─── Provided data

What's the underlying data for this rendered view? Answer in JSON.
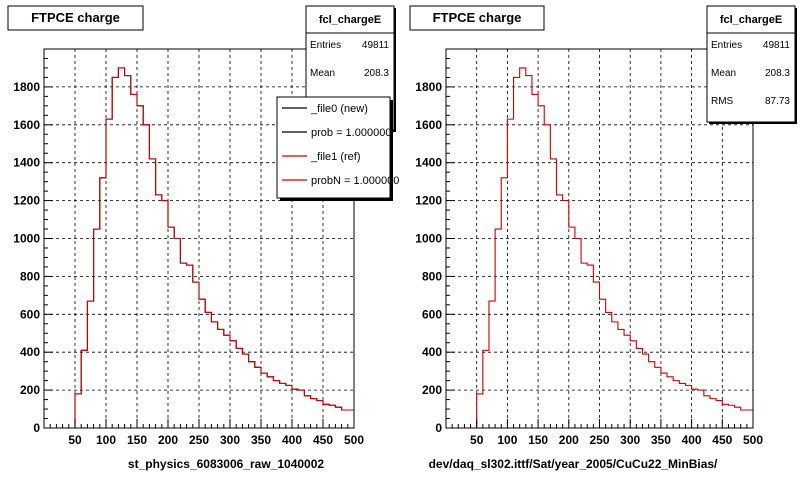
{
  "chart_data": [
    {
      "type": "histogram",
      "title": "FTPCE charge",
      "xlabel": "st_physics_6083006_raw_1040002",
      "xlim": [
        0,
        500
      ],
      "ylim": [
        0,
        2000
      ],
      "x_ticks": [
        50,
        100,
        150,
        200,
        250,
        300,
        350,
        400,
        450,
        500
      ],
      "y_ticks": [
        0,
        200,
        400,
        600,
        800,
        1000,
        1200,
        1400,
        1600,
        1800
      ],
      "grid": true,
      "bin_width": 10,
      "series": [
        {
          "name": "_file0 (new)",
          "color": "#000000",
          "values": [
            0,
            0,
            0,
            0,
            0,
            180,
            410,
            670,
            1050,
            1320,
            1630,
            1850,
            1900,
            1860,
            1760,
            1700,
            1600,
            1420,
            1230,
            1200,
            1060,
            1000,
            870,
            860,
            770,
            680,
            610,
            560,
            520,
            490,
            460,
            420,
            390,
            350,
            320,
            290,
            270,
            250,
            235,
            225,
            205,
            200,
            170,
            155,
            145,
            125,
            120,
            110,
            95,
            95
          ]
        },
        {
          "name": "_file1 (ref)",
          "color": "#cc0000",
          "values": [
            0,
            0,
            0,
            0,
            0,
            180,
            410,
            670,
            1050,
            1320,
            1630,
            1850,
            1900,
            1860,
            1760,
            1700,
            1600,
            1420,
            1230,
            1200,
            1060,
            1000,
            870,
            860,
            770,
            680,
            610,
            560,
            520,
            490,
            460,
            420,
            390,
            350,
            320,
            290,
            270,
            250,
            235,
            225,
            205,
            200,
            170,
            155,
            145,
            125,
            120,
            110,
            95,
            95
          ]
        }
      ],
      "stats": {
        "name": "fcl_chargeE",
        "entries_label": "Entries",
        "entries": "49811",
        "mean_label": "Mean",
        "mean": "208.3"
      },
      "legend": [
        "_file0 (new)",
        "prob = 1.000000",
        "_file1 (ref)",
        "probN = 1.000000"
      ]
    },
    {
      "type": "histogram",
      "title": "FTPCE charge",
      "xlabel": "dev/daq_sl302.ittf/Sat/year_2005/CuCu22_MinBias/",
      "xlim": [
        0,
        500
      ],
      "ylim": [
        0,
        2000
      ],
      "x_ticks": [
        50,
        100,
        150,
        200,
        250,
        300,
        350,
        400,
        450,
        500
      ],
      "y_ticks": [
        0,
        200,
        400,
        600,
        800,
        1000,
        1200,
        1400,
        1600,
        1800
      ],
      "grid": true,
      "bin_width": 10,
      "series": [
        {
          "color": "#cc0000",
          "values": [
            0,
            0,
            0,
            0,
            0,
            180,
            410,
            670,
            1050,
            1320,
            1630,
            1850,
            1900,
            1860,
            1760,
            1700,
            1600,
            1420,
            1230,
            1200,
            1060,
            1000,
            870,
            860,
            770,
            680,
            610,
            560,
            520,
            490,
            460,
            420,
            390,
            350,
            320,
            290,
            270,
            250,
            235,
            225,
            205,
            200,
            170,
            155,
            145,
            125,
            120,
            110,
            95,
            95
          ]
        }
      ],
      "stats": {
        "name": "fcl_chargeE",
        "entries_label": "Entries",
        "entries": "49811",
        "mean_label": "Mean",
        "mean": "208.3",
        "rms_label": "RMS",
        "rms": "87.73"
      }
    }
  ]
}
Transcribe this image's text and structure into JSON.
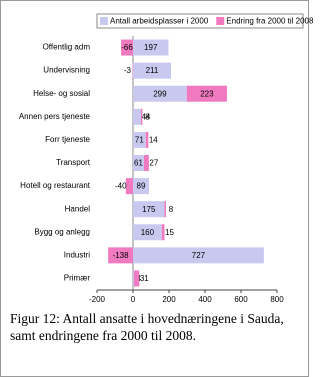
{
  "chart_data": {
    "type": "bar",
    "orientation": "horizontal",
    "stacked": true,
    "categories": [
      "Offentlig adm",
      "Undervisning",
      "Helse- og sosial",
      "Annen pers tjeneste",
      "Forr tjeneste",
      "Transport",
      "Hotell og restaurant",
      "Handel",
      "Bygg og anlegg",
      "Industri",
      "Primær"
    ],
    "series": [
      {
        "name": "Antall arbeidsplasser i 2000",
        "color": "#c9c9f0",
        "values": [
          197,
          211,
          299,
          44,
          71,
          61,
          89,
          175,
          160,
          727,
          4
        ]
      },
      {
        "name": "Endring fra 2000 til 2008",
        "color": "#f07ac0",
        "values": [
          -66,
          -3,
          223,
          8,
          14,
          27,
          -40,
          8,
          15,
          -138,
          31
        ]
      }
    ],
    "xlim": [
      -200,
      800
    ],
    "xticks": [
      -200,
      0,
      200,
      400,
      600,
      800
    ],
    "legend": "top",
    "caption": "Figur 12: Antall ansatte i hovednæringene i Sauda, samt endringene fra 2000 til 2008."
  }
}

──────

### Task
Tally the lines in this data that hold the word "name" and state only the count.

### Problem solution
6